#### [Given problem]
Write out each line that follows exactly as it stands, without the pictures.

#### [Rows from a figure dataset]
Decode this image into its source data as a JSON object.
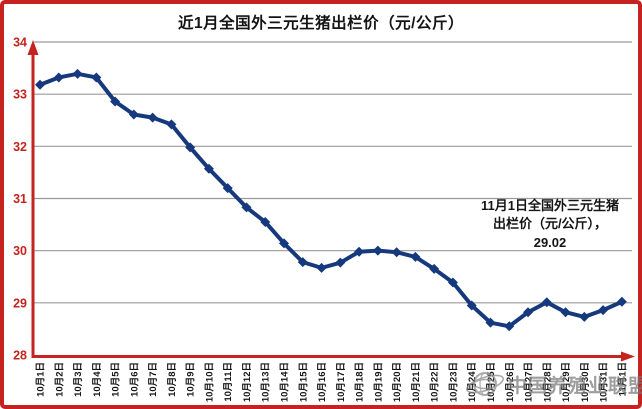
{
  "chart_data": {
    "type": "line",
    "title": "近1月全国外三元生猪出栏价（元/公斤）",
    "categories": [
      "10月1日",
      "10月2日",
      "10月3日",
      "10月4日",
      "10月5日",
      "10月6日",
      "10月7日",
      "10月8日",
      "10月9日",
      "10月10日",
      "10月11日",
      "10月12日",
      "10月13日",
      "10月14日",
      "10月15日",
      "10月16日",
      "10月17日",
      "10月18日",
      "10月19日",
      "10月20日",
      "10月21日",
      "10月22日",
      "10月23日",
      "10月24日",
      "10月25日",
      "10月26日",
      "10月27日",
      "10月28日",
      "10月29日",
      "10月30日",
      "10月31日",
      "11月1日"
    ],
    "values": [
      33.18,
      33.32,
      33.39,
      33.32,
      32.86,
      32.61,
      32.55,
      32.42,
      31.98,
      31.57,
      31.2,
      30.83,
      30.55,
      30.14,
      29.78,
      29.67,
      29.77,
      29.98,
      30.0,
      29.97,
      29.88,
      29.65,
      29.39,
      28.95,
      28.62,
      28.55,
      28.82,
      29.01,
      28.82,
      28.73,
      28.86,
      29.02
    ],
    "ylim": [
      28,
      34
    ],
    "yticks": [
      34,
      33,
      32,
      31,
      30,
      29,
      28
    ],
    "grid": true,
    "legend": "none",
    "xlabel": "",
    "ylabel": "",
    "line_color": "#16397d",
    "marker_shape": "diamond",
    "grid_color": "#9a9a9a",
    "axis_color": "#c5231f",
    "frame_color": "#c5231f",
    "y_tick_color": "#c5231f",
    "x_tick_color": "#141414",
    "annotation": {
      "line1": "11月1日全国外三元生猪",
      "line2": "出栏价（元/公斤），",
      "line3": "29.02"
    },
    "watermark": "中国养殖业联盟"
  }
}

#### [Solution to this problem]
Decode this image into its source data as a JSON object.
{
  "chart_data": {
    "type": "line",
    "title": "近1月全国外三元生猪出栏价（元/公斤）",
    "categories": [
      "10月1日",
      "10月2日",
      "10月3日",
      "10月4日",
      "10月5日",
      "10月6日",
      "10月7日",
      "10月8日",
      "10月9日",
      "10月10日",
      "10月11日",
      "10月12日",
      "10月13日",
      "10月14日",
      "10月15日",
      "10月16日",
      "10月17日",
      "10月18日",
      "10月19日",
      "10月20日",
      "10月21日",
      "10月22日",
      "10月23日",
      "10月24日",
      "10月25日",
      "10月26日",
      "10月27日",
      "10月28日",
      "10月29日",
      "10月30日",
      "10月31日",
      "11月1日"
    ],
    "values": [
      33.18,
      33.32,
      33.39,
      33.32,
      32.86,
      32.61,
      32.55,
      32.42,
      31.98,
      31.57,
      31.2,
      30.83,
      30.55,
      30.14,
      29.78,
      29.67,
      29.77,
      29.98,
      30.0,
      29.97,
      29.88,
      29.65,
      29.39,
      28.95,
      28.62,
      28.55,
      28.82,
      29.01,
      28.82,
      28.73,
      28.86,
      29.02
    ],
    "ylim": [
      28,
      34
    ],
    "yticks": [
      34,
      33,
      32,
      31,
      30,
      29,
      28
    ],
    "grid": true,
    "legend": "none",
    "xlabel": "",
    "ylabel": "",
    "line_color": "#16397d",
    "marker_shape": "diamond",
    "grid_color": "#9a9a9a",
    "axis_color": "#c5231f",
    "frame_color": "#c5231f",
    "y_tick_color": "#c5231f",
    "x_tick_color": "#141414",
    "annotation": {
      "line1": "11月1日全国外三元生猪",
      "line2": "出栏价（元/公斤），",
      "line3": "29.02"
    },
    "watermark": "中国养殖业联盟"
  }
}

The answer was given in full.